Copy out exactly the lines from the one containing "Transcribe this image's" to the last line of the records below, both included, and leave out any pictures.

### RAW RECORDS:
╭──
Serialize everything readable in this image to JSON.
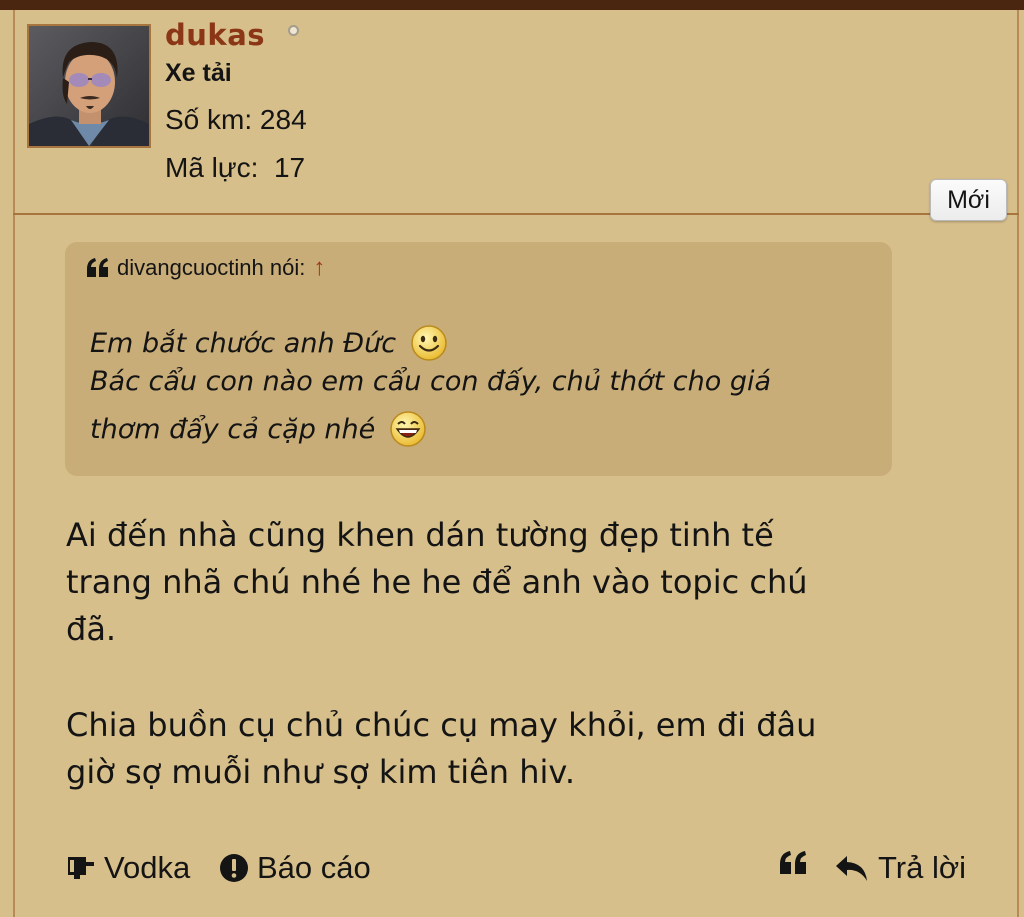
{
  "user": {
    "name": "dukas",
    "rank": "Xe tải",
    "km_label": "Số km:",
    "km_value": "284",
    "hp_label": "Mã lực:",
    "hp_value": "17",
    "status": "offline"
  },
  "badge": {
    "label": "Mới"
  },
  "quote": {
    "author_line": "divangcuoctinh nói:",
    "jump_arrow": "↑",
    "lines": [
      "Em bắt chước anh Đức",
      "Bác cẩu con nào em cẩu con đấy, chủ thớt cho giá",
      "thơm đẩy cả cặp nhé"
    ],
    "icon": "quote-icon",
    "smileys": [
      "smile-emoji",
      "laughing-emoji"
    ]
  },
  "body": {
    "lines": [
      "Ai đến nhà cũng khen dán tường đẹp tinh tế",
      "trang nhã chú nhé he he để anh vào topic chú",
      "đã.",
      "Chia buồn cụ chủ chúc cụ may khỏi, em đi đâu",
      "giờ sợ muỗi như sợ kim tiên hiv."
    ]
  },
  "actions": {
    "vodka": "Vodka",
    "report": "Báo cáo",
    "reply": "Trả lời"
  },
  "colors": {
    "background": "#d7bf8b",
    "quote_bg": "#c9ad78",
    "username": "#8b3716",
    "top_bar": "#4a2610"
  }
}
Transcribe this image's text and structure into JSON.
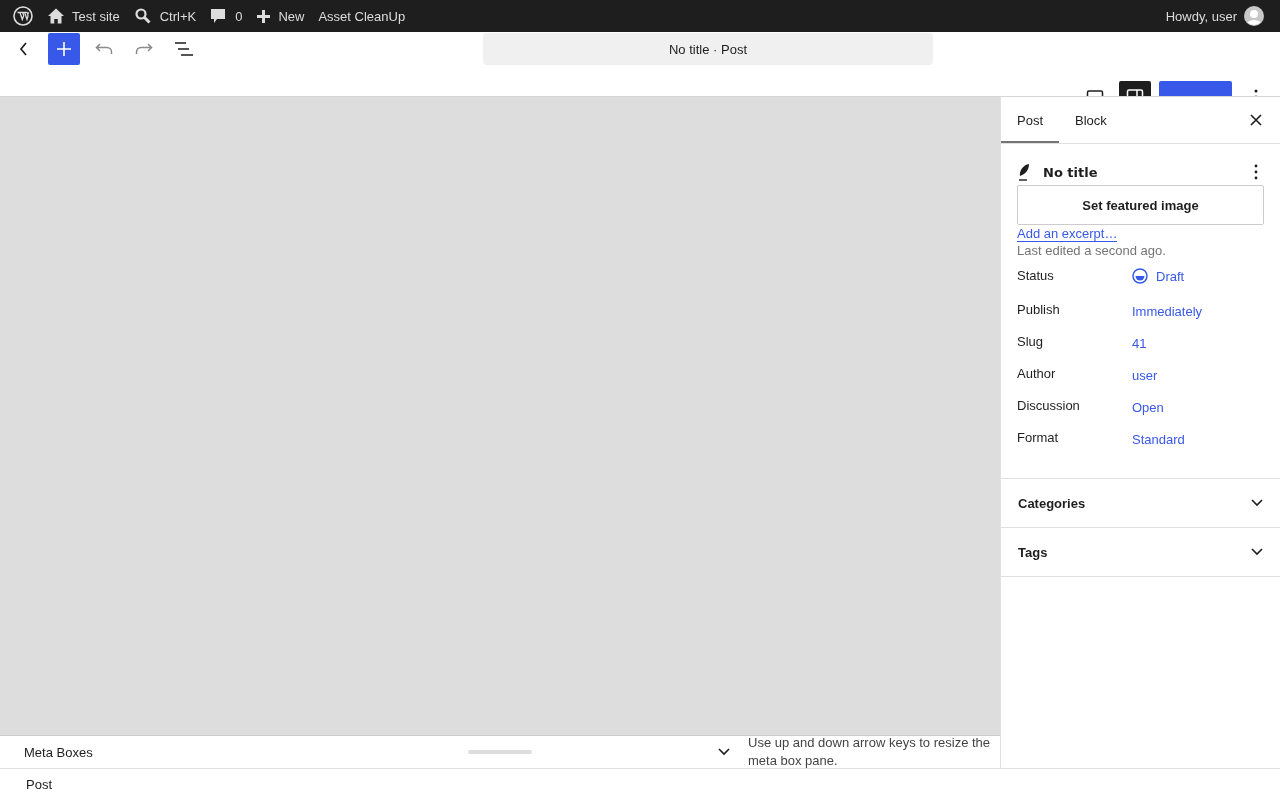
{
  "admin_bar": {
    "items": [
      {
        "kind": "logo"
      },
      {
        "kind": "site",
        "label": "Test site"
      },
      {
        "kind": "search",
        "label": "Ctrl+K"
      },
      {
        "kind": "comments",
        "label": "0"
      },
      {
        "kind": "new",
        "label": "New"
      },
      {
        "kind": "plain",
        "label": "Asset CleanUp"
      }
    ],
    "greeting": "Howdy, user"
  },
  "header": {
    "title": "No title · Post",
    "settings_pressed": true
  },
  "sidebar": {
    "tabs": [
      {
        "label": "Post",
        "selected": true
      },
      {
        "label": "Block",
        "selected": false
      }
    ],
    "post_title": "No title",
    "featured_button": "Set featured image",
    "excerpt_link": "Add an excerpt…",
    "last_edited": "Last edited a second ago.",
    "fields": [
      {
        "kind": "status",
        "label": "Status",
        "value": "Draft"
      },
      {
        "kind": "link",
        "label": "Publish",
        "value": "Immediately"
      },
      {
        "kind": "link",
        "label": "Slug",
        "value": "41"
      },
      {
        "kind": "link",
        "label": "Author",
        "value": "user"
      },
      {
        "kind": "link",
        "label": "Discussion",
        "value": "Open"
      },
      {
        "kind": "link",
        "label": "Format",
        "value": "Standard"
      }
    ],
    "panels": [
      {
        "title": "Categories",
        "expanded": false
      },
      {
        "title": "Tags",
        "expanded": false
      }
    ]
  },
  "meta_boxes": {
    "title": "Meta Boxes",
    "hint": "Use up and down arrow keys to resize the meta box pane."
  },
  "footer": {
    "breadcrumb": "Post"
  }
}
╰──
### EXERCISE SOLUTION:
Transcribe this image's text and structure into JSON.
{
  "admin_bar": {
    "items": [
      {
        "kind": "logo"
      },
      {
        "kind": "site",
        "label": "Test site"
      },
      {
        "kind": "search",
        "label": "Ctrl+K"
      },
      {
        "kind": "comments",
        "label": "0"
      },
      {
        "kind": "new",
        "label": "New"
      },
      {
        "kind": "plain",
        "label": "Asset CleanUp"
      }
    ],
    "greeting": "Howdy, user"
  },
  "header": {
    "title": "No title · Post",
    "settings_pressed": true
  },
  "sidebar": {
    "tabs": [
      {
        "label": "Post",
        "selected": true
      },
      {
        "label": "Block",
        "selected": false
      }
    ],
    "post_title": "No title",
    "featured_button": "Set featured image",
    "excerpt_link": "Add an excerpt…",
    "last_edited": "Last edited a second ago.",
    "fields": [
      {
        "kind": "status",
        "label": "Status",
        "value": "Draft"
      },
      {
        "kind": "link",
        "label": "Publish",
        "value": "Immediately"
      },
      {
        "kind": "link",
        "label": "Slug",
        "value": "41"
      },
      {
        "kind": "link",
        "label": "Author",
        "value": "user"
      },
      {
        "kind": "link",
        "label": "Discussion",
        "value": "Open"
      },
      {
        "kind": "link",
        "label": "Format",
        "value": "Standard"
      }
    ],
    "panels": [
      {
        "title": "Categories",
        "expanded": false
      },
      {
        "title": "Tags",
        "expanded": false
      }
    ]
  },
  "meta_boxes": {
    "title": "Meta Boxes",
    "hint": "Use up and down arrow keys to resize the meta box pane."
  },
  "footer": {
    "breadcrumb": "Post"
  }
}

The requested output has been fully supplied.